## REQUIRED TASKS
1. Summarize the article on the insurance-plan reprieve below in two sentences.
2. Reproduce the article on the insurance-plan reprieve below verbatim, from "Obama gives one-year" up to and including "Affordable Care Act.".
3. In the article on the insurance-plan reprieve below, who said "Nobody is as unhappy as I am" about the rollout of the law?

## PASSAGE GIVEN

───

Obama gives one-year reprieve for canceled insurance plans
(c) 2013, Bloomberg News.
WASHINGTON — President Barack Obama says he's giving Americans who've received cancellation notices from their insurers a one-year reprieve before they have to get new policies under his health-care law.
Obama said Thursday that while the "fumbled" rollout of the federal website for buying insurance and the cancellations of hundreds of thousands of individual policies has damaged his administration's public image, he vowed to press ahead with implementation of the Affordable Care Act.
"I completely get how upsetting this can be for a lot of Americans, particularly after they heard assurances from me," Obama said at the White House. "I'm not going to walk away" from the law, he said. "We've got to move forward on this."
Obama is seeking to quell a potential revolt by Democrats facing re-election next year who have been urging the president to come up with a plan before the House votes on a Republican proposal that may come as early as tomorrow.
"Nobody is as unhappy as I am" about the rollout of of the law, House Democratic leader Nancy Pelosi said before Obama spoke. Democrats in the House are in agreement that "we must have a fix."

───

## DATA LISTING
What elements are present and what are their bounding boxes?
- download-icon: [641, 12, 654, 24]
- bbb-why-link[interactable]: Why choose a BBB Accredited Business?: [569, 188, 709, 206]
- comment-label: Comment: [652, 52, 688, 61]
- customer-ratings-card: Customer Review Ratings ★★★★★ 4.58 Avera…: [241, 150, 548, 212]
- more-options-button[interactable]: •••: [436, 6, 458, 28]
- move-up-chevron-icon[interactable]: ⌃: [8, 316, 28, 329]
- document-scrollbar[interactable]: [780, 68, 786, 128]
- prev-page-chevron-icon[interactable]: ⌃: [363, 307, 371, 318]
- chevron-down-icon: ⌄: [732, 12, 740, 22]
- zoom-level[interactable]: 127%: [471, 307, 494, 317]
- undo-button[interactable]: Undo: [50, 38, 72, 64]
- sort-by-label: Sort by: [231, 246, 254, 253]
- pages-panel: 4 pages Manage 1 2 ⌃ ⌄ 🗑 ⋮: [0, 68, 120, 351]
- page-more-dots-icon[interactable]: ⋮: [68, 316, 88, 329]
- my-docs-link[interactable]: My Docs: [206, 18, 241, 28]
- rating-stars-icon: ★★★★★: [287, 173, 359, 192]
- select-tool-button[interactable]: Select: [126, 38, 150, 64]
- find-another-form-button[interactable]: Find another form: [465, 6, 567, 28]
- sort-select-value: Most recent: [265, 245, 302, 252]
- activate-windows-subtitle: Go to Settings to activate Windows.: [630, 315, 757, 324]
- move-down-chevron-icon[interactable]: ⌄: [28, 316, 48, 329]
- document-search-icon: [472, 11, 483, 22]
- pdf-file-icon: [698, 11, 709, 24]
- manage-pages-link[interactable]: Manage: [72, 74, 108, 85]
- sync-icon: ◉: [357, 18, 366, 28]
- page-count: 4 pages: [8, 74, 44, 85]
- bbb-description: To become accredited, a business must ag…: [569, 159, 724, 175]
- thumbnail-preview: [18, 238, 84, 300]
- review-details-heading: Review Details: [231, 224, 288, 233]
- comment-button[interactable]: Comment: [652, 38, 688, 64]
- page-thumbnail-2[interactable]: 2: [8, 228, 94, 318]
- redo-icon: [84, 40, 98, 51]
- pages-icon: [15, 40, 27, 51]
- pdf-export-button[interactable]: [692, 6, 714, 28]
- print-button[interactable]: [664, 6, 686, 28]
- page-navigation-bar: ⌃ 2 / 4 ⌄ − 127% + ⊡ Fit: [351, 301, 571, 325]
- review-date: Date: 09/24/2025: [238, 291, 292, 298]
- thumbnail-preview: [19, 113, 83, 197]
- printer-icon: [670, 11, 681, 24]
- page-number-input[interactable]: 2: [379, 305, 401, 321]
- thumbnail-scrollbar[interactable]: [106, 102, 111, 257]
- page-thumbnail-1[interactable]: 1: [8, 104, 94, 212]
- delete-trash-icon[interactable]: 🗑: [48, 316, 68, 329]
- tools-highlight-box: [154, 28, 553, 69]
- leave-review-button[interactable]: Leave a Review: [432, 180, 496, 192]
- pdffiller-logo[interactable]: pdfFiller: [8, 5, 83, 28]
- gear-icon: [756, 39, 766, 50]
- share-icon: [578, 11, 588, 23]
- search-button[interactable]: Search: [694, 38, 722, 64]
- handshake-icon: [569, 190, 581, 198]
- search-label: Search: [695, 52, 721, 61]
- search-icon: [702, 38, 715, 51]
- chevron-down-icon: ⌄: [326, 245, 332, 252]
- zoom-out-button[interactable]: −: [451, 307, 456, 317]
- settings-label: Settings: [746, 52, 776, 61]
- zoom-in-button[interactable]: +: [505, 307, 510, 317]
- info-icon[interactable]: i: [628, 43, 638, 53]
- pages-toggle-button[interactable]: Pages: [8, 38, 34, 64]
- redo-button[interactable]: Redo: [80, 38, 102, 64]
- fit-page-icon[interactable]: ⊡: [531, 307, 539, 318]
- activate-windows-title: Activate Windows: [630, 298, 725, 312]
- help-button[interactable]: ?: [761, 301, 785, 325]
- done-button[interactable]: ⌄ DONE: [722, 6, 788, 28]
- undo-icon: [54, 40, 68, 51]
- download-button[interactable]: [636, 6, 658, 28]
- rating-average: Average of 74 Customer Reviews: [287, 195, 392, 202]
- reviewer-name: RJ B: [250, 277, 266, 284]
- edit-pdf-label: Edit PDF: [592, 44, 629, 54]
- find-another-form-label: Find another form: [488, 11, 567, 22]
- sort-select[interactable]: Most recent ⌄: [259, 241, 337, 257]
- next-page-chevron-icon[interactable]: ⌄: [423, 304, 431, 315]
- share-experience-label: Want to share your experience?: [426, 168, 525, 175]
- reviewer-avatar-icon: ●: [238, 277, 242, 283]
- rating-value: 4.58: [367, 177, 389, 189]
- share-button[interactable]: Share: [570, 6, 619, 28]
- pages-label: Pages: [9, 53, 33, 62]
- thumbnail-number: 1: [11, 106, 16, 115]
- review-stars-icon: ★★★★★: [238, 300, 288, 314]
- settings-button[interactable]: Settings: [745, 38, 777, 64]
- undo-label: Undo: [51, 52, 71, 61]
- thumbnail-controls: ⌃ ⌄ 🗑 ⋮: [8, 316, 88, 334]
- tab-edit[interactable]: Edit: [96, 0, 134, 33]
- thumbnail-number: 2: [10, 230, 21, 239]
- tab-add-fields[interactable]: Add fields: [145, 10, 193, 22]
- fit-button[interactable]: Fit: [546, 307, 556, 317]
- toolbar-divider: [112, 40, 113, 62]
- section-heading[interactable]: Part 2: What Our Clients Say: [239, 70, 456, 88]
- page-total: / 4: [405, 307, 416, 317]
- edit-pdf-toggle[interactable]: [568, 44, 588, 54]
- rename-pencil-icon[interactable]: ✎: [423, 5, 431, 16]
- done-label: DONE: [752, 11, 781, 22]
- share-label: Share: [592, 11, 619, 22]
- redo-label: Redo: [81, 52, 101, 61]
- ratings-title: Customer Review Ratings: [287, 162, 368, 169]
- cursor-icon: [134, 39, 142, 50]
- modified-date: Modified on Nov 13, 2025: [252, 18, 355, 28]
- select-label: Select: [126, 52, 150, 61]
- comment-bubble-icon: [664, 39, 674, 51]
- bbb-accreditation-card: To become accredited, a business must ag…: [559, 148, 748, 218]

───

## TASK RESPONSES
1. President Barack Obama said that Americans who have received cancellation notices from their insurers will get a one-year reprieve before they must obtain new policies under his health-care law. While he acknowledged that the fumbled website rollout and the cancellations had damaged his administration's public image, he vowed to press ahead with the Affordable Care Act as Democrats facing re-election urged a plan before a House vote on a Republican proposal.

2.
Obama gives one-year reprieve for canceled insurance plans
(c) 2013, Bloomberg News.
WASHINGTON — President Barack Obama says he's giving Americans who've received cancellation notices from their insurers a one-year reprieve before they have to get new policies under his health-care law.
Obama said Thursday that while the "fumbled" rollout of the federal website for buying insurance and the cancellations of hundreds of thousands of individual policies has damaged his administration's public image, he vowed to press ahead with implementation of the Affordable Care Act.

3. House Democratic leader Nancy Pelosi.